» Task instructions
For each line below that contains the string "Порядком", copy that line.

-- Start Information given --

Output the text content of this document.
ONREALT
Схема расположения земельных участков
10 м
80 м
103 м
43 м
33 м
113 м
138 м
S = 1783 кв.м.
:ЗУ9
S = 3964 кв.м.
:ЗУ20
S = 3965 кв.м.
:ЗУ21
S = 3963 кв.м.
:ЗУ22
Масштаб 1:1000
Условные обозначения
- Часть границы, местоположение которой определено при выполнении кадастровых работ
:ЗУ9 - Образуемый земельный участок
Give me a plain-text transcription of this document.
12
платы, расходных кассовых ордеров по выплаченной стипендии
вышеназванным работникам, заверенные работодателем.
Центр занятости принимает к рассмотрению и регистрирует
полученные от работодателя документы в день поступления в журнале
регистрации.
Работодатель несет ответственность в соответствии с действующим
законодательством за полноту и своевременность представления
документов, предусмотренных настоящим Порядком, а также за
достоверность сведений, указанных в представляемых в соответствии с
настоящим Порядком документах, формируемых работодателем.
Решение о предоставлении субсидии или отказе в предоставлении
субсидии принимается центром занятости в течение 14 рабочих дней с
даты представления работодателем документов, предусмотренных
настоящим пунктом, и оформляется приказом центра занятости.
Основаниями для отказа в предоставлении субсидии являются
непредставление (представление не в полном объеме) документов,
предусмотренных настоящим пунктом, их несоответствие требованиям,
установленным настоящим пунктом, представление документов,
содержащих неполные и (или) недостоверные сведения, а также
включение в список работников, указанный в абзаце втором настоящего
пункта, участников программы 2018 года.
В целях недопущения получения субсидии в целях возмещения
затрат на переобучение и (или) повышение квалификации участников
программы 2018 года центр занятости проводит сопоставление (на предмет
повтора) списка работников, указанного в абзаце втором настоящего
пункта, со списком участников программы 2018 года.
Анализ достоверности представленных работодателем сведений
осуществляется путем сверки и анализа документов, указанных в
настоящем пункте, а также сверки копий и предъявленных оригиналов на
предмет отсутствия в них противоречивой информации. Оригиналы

-- End Information given --

» Right answer
документов, предусмотренных настоящим Порядком, а также за
настоящим Порядком документах, формируемых работодателем.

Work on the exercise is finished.